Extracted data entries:
=======

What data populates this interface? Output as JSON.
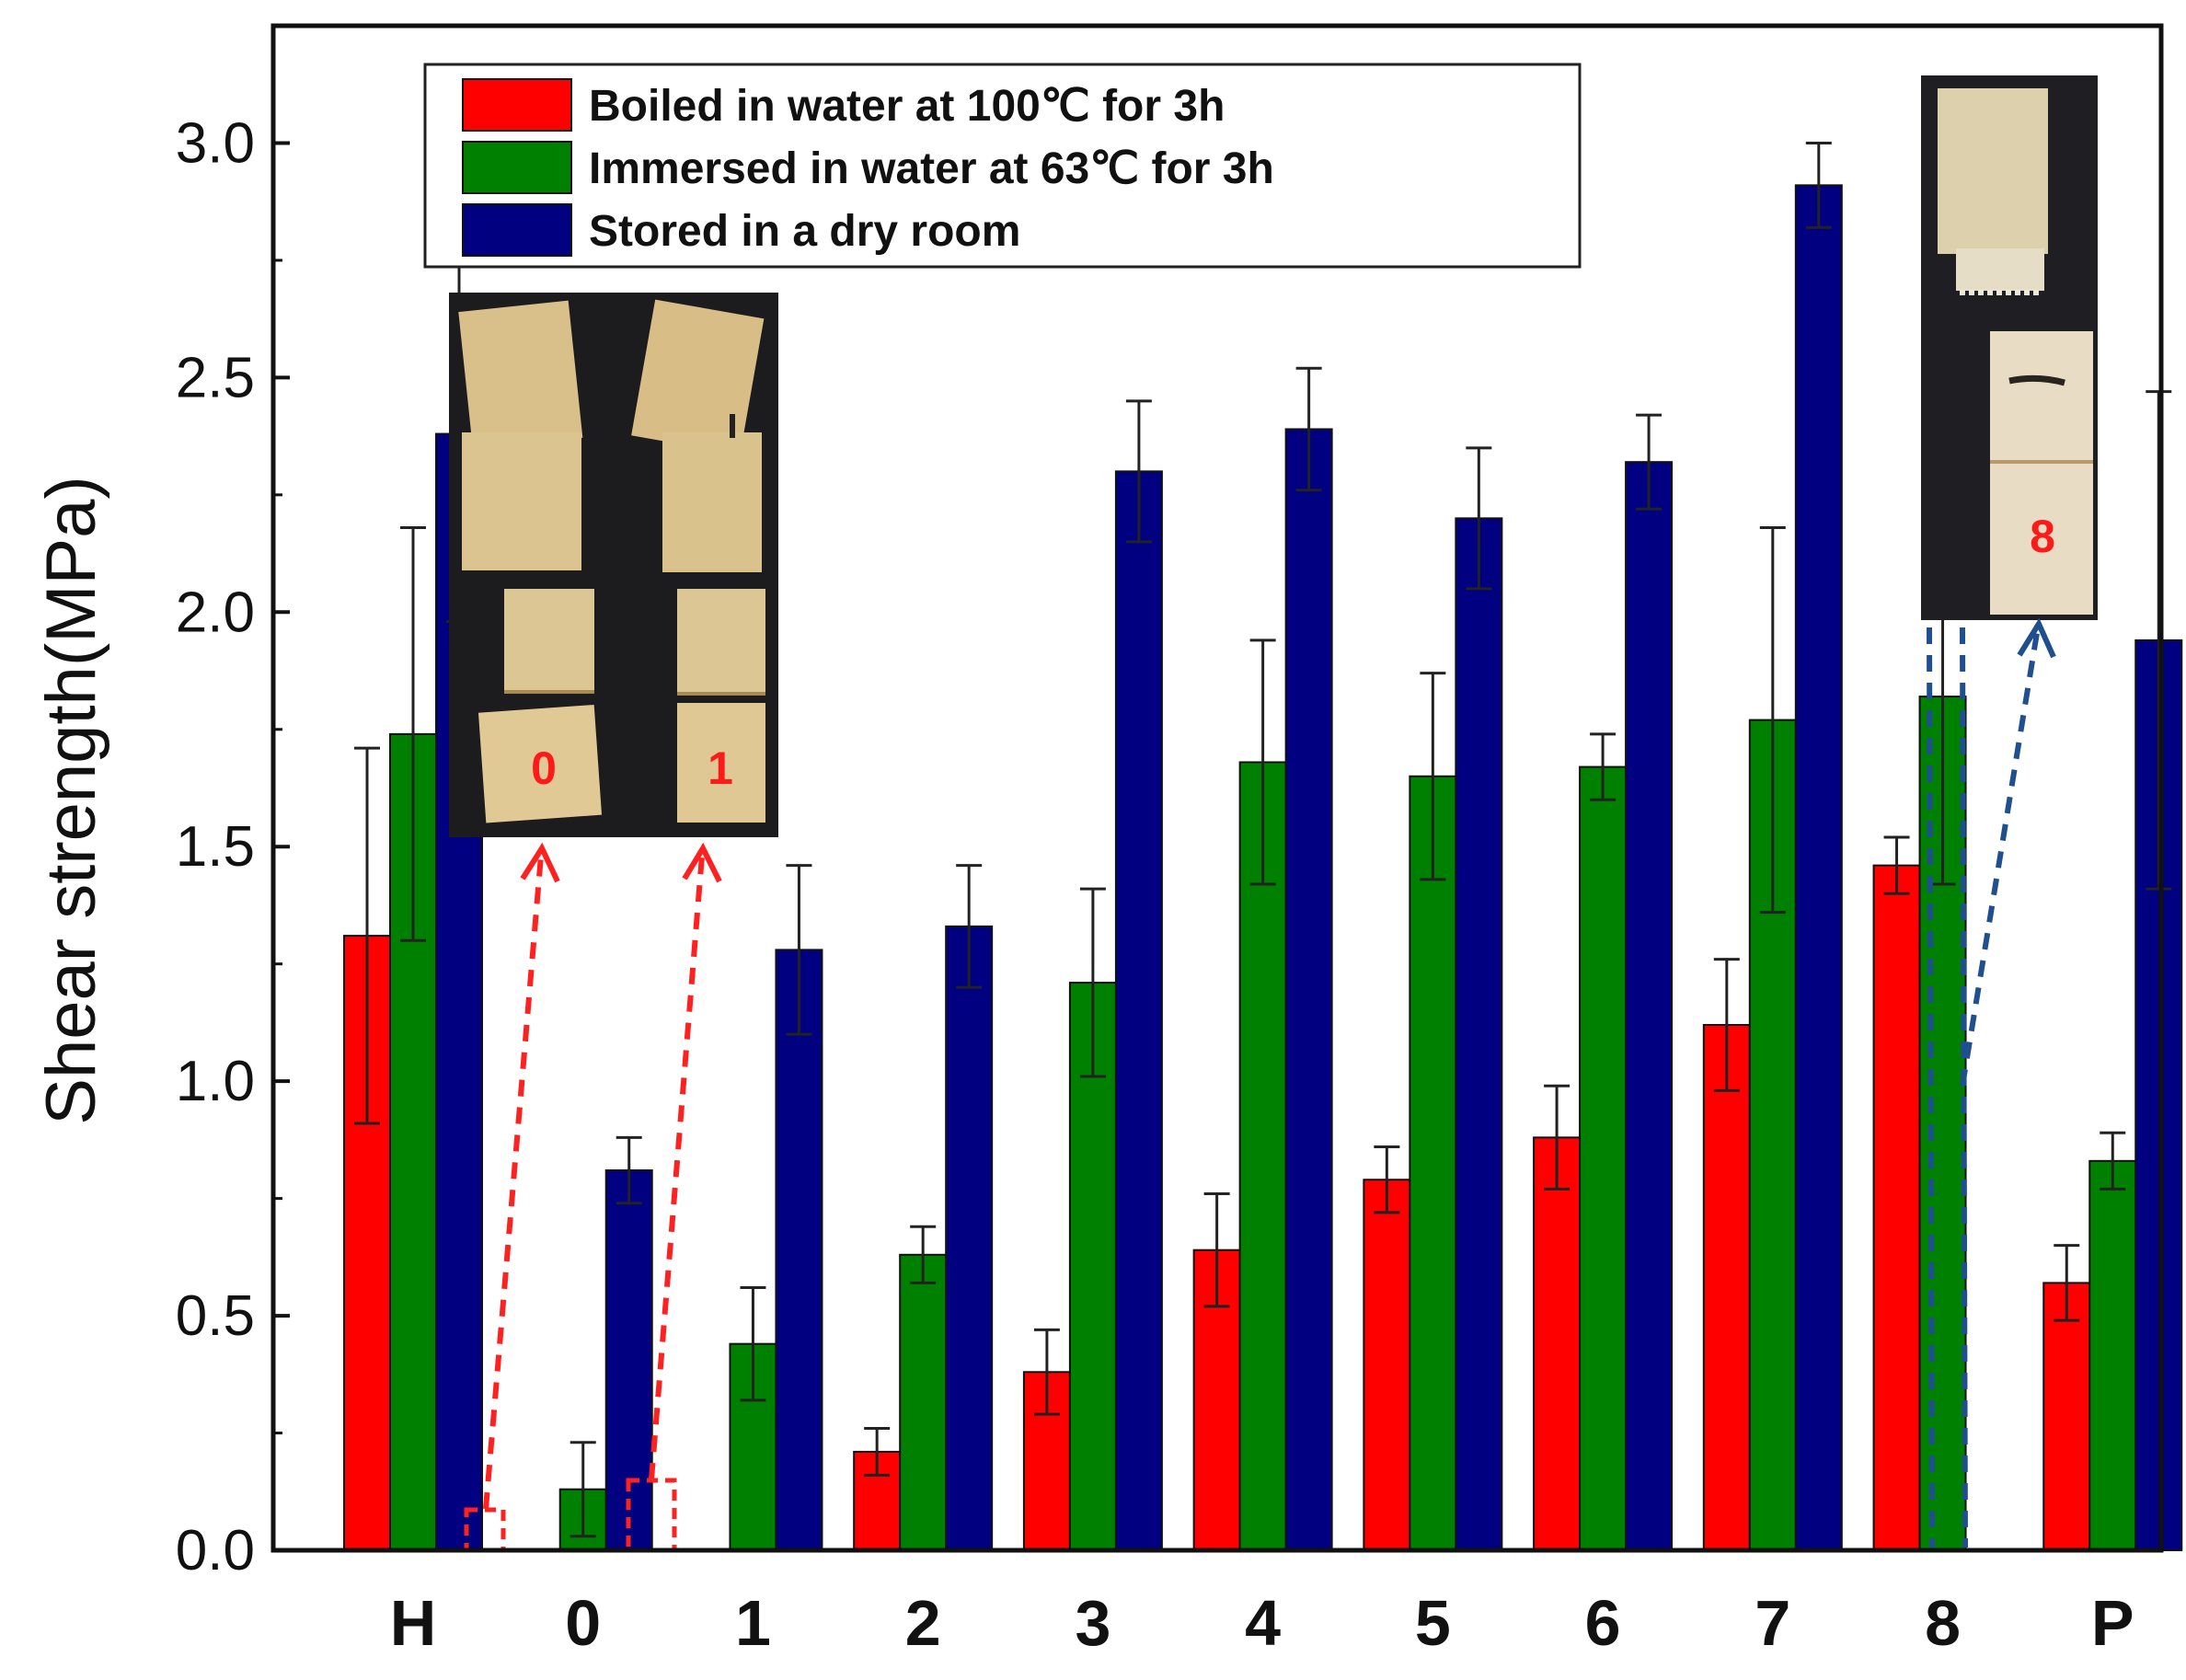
{
  "chart_data": {
    "type": "bar",
    "title": "",
    "xlabel": "",
    "ylabel": "Shear strength(MPa)",
    "ylim": [
      0,
      3.25
    ],
    "yticks": [
      "0.0",
      "0.5",
      "1.0",
      "1.5",
      "2.0",
      "2.5",
      "3.0"
    ],
    "categories": [
      "H",
      "0",
      "1",
      "2",
      "3",
      "4",
      "5",
      "6",
      "7",
      "8",
      "P"
    ],
    "legend_position": "top-left",
    "grid": false,
    "series": [
      {
        "name": "Boiled in water at 100℃ for 3h",
        "color": "#ff0000",
        "values": [
          1.31,
          0.0,
          0.0,
          0.21,
          0.38,
          0.64,
          0.79,
          0.88,
          1.12,
          1.46,
          0.57
        ],
        "errors": [
          0.4,
          0.0,
          0.0,
          0.05,
          0.09,
          0.12,
          0.07,
          0.11,
          0.14,
          0.06,
          0.08
        ]
      },
      {
        "name": "Immersed in water at 63℃ for 3h",
        "color": "#008000",
        "values": [
          1.74,
          0.13,
          0.44,
          0.63,
          1.21,
          1.68,
          1.65,
          1.67,
          1.77,
          1.82,
          0.83
        ],
        "errors": [
          0.44,
          0.1,
          0.12,
          0.06,
          0.2,
          0.26,
          0.22,
          0.07,
          0.41,
          0.4,
          0.06
        ]
      },
      {
        "name": "Stored in a dry room",
        "color": "#000080",
        "values": [
          2.38,
          0.81,
          1.28,
          1.33,
          2.3,
          2.39,
          2.2,
          2.32,
          2.91,
          0.0,
          1.94
        ],
        "errors": [
          0.4,
          0.07,
          0.18,
          0.13,
          0.15,
          0.13,
          0.15,
          0.1,
          0.09,
          0.0,
          0.53
        ]
      }
    ],
    "annotations": {
      "photo_left_labels": [
        "0",
        "1"
      ],
      "photo_right_labels": [
        "8"
      ],
      "red_arrow_color": "#ff2020",
      "blue_arrow_color": "#1f4f8f"
    }
  }
}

=======

> [TO BE DONE]
Give the data again exactly as written, with all pictures left out.

> [RESULT BELOW]
What data populates this interface? Output as JSON.
{
  "chart_data": {
    "type": "bar",
    "title": "",
    "xlabel": "",
    "ylabel": "Shear strength(MPa)",
    "ylim": [
      0,
      3.25
    ],
    "yticks": [
      "0.0",
      "0.5",
      "1.0",
      "1.5",
      "2.0",
      "2.5",
      "3.0"
    ],
    "categories": [
      "H",
      "0",
      "1",
      "2",
      "3",
      "4",
      "5",
      "6",
      "7",
      "8",
      "P"
    ],
    "legend_position": "top-left",
    "grid": false,
    "series": [
      {
        "name": "Boiled in water at 100℃ for 3h",
        "color": "#ff0000",
        "values": [
          1.31,
          0.0,
          0.0,
          0.21,
          0.38,
          0.64,
          0.79,
          0.88,
          1.12,
          1.46,
          0.57
        ],
        "errors": [
          0.4,
          0.0,
          0.0,
          0.05,
          0.09,
          0.12,
          0.07,
          0.11,
          0.14,
          0.06,
          0.08
        ]
      },
      {
        "name": "Immersed in water at 63℃ for 3h",
        "color": "#008000",
        "values": [
          1.74,
          0.13,
          0.44,
          0.63,
          1.21,
          1.68,
          1.65,
          1.67,
          1.77,
          1.82,
          0.83
        ],
        "errors": [
          0.44,
          0.1,
          0.12,
          0.06,
          0.2,
          0.26,
          0.22,
          0.07,
          0.41,
          0.4,
          0.06
        ]
      },
      {
        "name": "Stored in a dry room",
        "color": "#000080",
        "values": [
          2.38,
          0.81,
          1.28,
          1.33,
          2.3,
          2.39,
          2.2,
          2.32,
          2.91,
          0.0,
          1.94
        ],
        "errors": [
          0.4,
          0.07,
          0.18,
          0.13,
          0.15,
          0.13,
          0.15,
          0.1,
          0.09,
          0.0,
          0.53
        ]
      }
    ],
    "annotations": {
      "photo_left_labels": [
        "0",
        "1"
      ],
      "photo_right_labels": [
        "8"
      ],
      "red_arrow_color": "#ff2020",
      "blue_arrow_color": "#1f4f8f"
    }
  }
}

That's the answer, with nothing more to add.